Output every entry exactly as written, skipping any pictures.
=== Supplied information ===
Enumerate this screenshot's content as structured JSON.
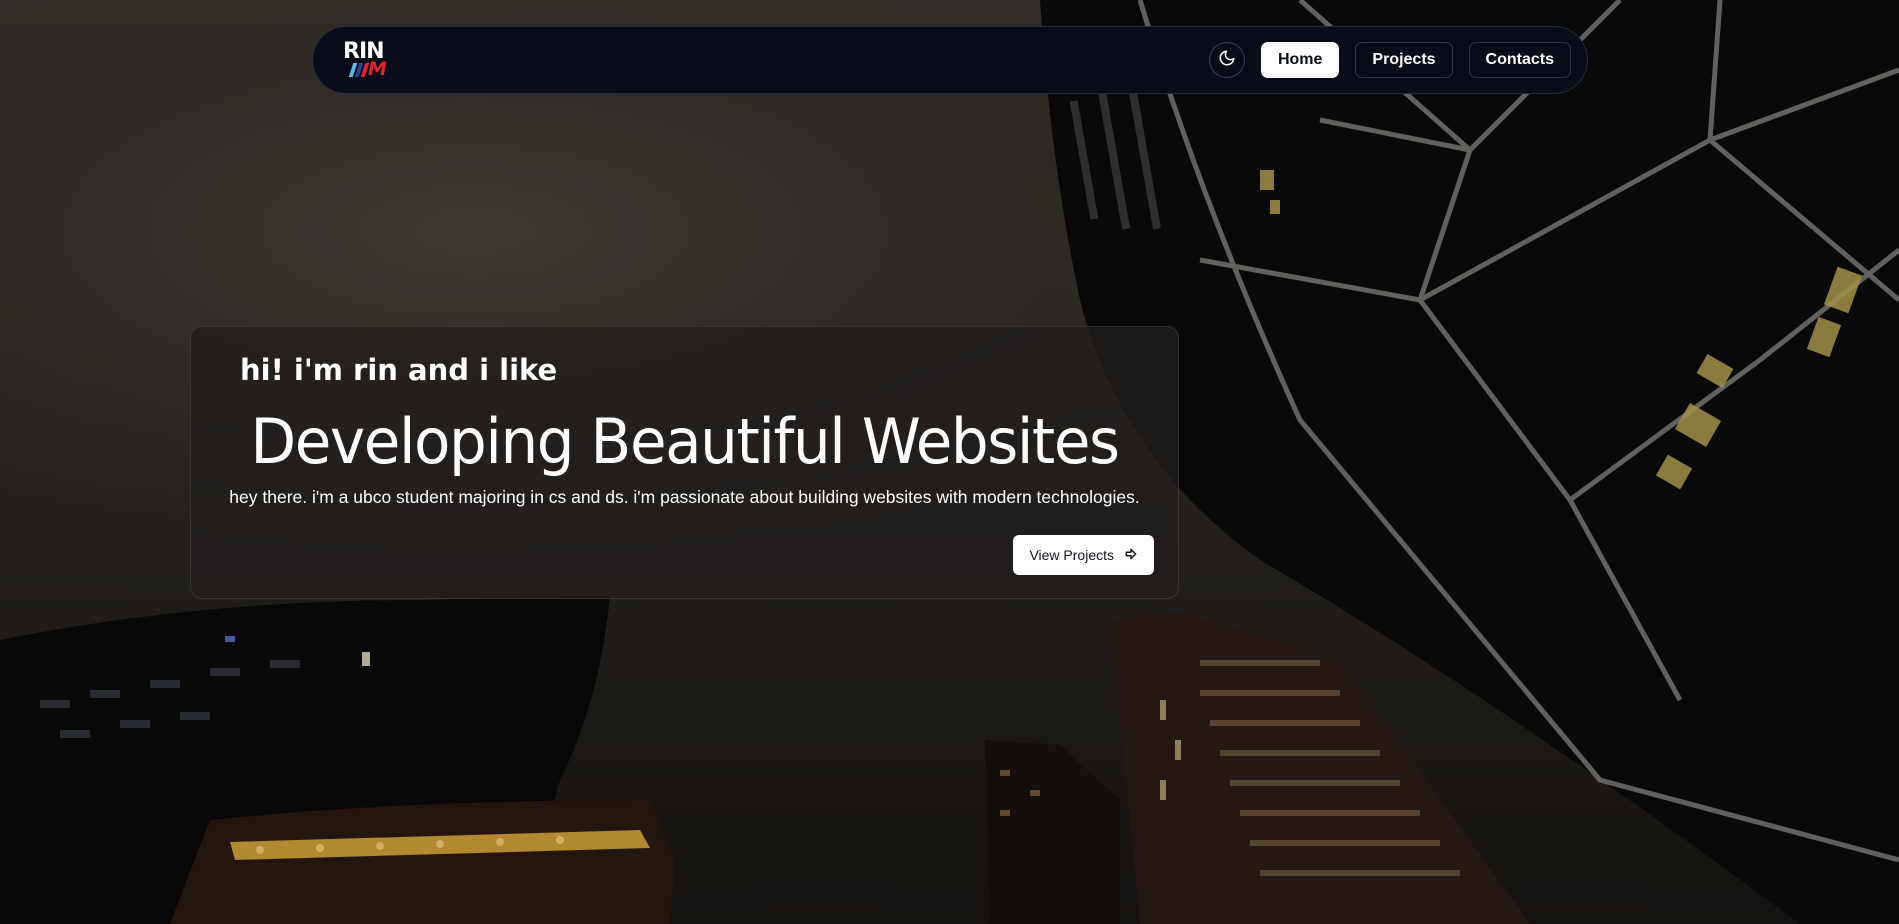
{
  "colors": {
    "nav_background": "#0a0d18",
    "card_background": "#201e1c",
    "text": "#ffffff",
    "accent_red": "#e0212b",
    "stripe_light_blue": "#5fb8e6",
    "stripe_dark_blue": "#2d3f8f",
    "stripe_red": "#e0212b"
  },
  "navbar": {
    "logo": {
      "top_text": "RIN",
      "bottom_text": "M"
    },
    "theme_toggle_icon": "moon-icon",
    "links": [
      {
        "label": "Home",
        "active": true
      },
      {
        "label": "Projects",
        "active": false
      },
      {
        "label": "Contacts",
        "active": false
      }
    ]
  },
  "hero": {
    "intro": "hi! i'm rin and i like",
    "title": "Developing Beautiful Websites",
    "description": "hey there. i'm a ubco student majoring in cs and ds. i'm passionate about building websites with modern technologies.",
    "cta": {
      "label": "View Projects",
      "icon": "arrow-right-icon"
    }
  },
  "background": {
    "icon": "night-city-skyscrapers-image"
  }
}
===
## Answer to the task
Enumerate this screenshot's content as structured JSON.
{
  "colors": {
    "nav_background": "#0a0d18",
    "card_background": "#201e1c",
    "text": "#ffffff",
    "accent_red": "#e0212b",
    "stripe_light_blue": "#5fb8e6",
    "stripe_dark_blue": "#2d3f8f",
    "stripe_red": "#e0212b"
  },
  "navbar": {
    "logo": {
      "top_text": "RIN",
      "bottom_text": "M"
    },
    "theme_toggle_icon": "moon-icon",
    "links": [
      {
        "label": "Home",
        "active": true
      },
      {
        "label": "Projects",
        "active": false
      },
      {
        "label": "Contacts",
        "active": false
      }
    ]
  },
  "hero": {
    "intro": "hi! i'm rin and i like",
    "title": "Developing Beautiful Websites",
    "description": "hey there. i'm a ubco student majoring in cs and ds. i'm passionate about building websites with modern technologies.",
    "cta": {
      "label": "View Projects",
      "icon": "arrow-right-icon"
    }
  },
  "background": {
    "icon": "night-city-skyscrapers-image"
  }
}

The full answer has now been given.